Identify the lines that contain the string "text", then copy each of them.

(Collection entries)
"""

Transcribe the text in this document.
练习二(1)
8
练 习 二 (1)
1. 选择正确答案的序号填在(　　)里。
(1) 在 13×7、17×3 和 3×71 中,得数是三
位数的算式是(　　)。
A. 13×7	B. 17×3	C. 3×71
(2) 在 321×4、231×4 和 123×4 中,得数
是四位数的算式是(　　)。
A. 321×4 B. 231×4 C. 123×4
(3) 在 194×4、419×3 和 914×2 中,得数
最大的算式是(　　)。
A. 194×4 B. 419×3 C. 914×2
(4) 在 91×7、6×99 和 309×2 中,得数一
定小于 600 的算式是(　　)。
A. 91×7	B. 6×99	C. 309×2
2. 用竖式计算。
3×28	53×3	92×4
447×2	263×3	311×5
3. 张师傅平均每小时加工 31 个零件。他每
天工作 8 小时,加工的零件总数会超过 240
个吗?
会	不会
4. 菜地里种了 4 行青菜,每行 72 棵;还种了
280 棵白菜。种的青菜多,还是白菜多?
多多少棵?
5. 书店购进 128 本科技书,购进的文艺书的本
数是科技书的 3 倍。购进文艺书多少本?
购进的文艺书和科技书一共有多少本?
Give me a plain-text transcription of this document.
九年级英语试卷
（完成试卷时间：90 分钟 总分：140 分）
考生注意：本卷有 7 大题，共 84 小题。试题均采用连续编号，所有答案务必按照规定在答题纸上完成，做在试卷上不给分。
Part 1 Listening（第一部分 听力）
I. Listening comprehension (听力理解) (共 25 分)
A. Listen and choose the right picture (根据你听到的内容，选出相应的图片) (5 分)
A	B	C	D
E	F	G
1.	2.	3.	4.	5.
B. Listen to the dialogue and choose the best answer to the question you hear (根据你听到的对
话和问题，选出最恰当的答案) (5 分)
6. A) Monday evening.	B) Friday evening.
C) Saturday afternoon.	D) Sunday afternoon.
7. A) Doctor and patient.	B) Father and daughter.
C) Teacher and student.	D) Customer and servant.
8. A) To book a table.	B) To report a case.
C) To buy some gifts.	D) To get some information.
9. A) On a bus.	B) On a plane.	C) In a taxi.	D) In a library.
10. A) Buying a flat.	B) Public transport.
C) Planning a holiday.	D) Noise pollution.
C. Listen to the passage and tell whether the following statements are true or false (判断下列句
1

"""

• Correct result:
Transcribe the text in this document.
Give me a plain-text transcription of this document.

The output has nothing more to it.